_WORK TO COMPLETE_:
Filter these entries, keeping only lines that hold the word "title".

───── EXTRACTED DATA ─────

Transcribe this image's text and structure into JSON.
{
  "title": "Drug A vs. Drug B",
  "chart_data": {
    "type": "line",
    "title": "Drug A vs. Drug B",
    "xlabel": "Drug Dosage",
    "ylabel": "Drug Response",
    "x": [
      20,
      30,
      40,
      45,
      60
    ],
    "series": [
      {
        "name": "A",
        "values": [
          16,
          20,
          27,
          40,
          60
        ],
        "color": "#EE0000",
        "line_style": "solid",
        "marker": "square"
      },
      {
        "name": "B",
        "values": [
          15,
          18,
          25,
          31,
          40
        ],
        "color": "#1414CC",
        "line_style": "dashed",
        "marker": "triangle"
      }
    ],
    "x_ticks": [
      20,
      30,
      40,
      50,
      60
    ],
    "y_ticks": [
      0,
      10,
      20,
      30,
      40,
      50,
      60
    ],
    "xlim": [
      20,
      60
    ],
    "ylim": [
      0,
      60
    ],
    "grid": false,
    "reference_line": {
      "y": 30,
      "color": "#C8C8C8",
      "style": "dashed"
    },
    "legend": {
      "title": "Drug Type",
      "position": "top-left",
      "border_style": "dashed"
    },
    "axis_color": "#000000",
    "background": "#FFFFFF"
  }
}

─────

_OUTPUT_:
  "title": "Drug A vs. Drug B",
    "title": "Drug A vs. Drug B",
      "title": "Drug Type",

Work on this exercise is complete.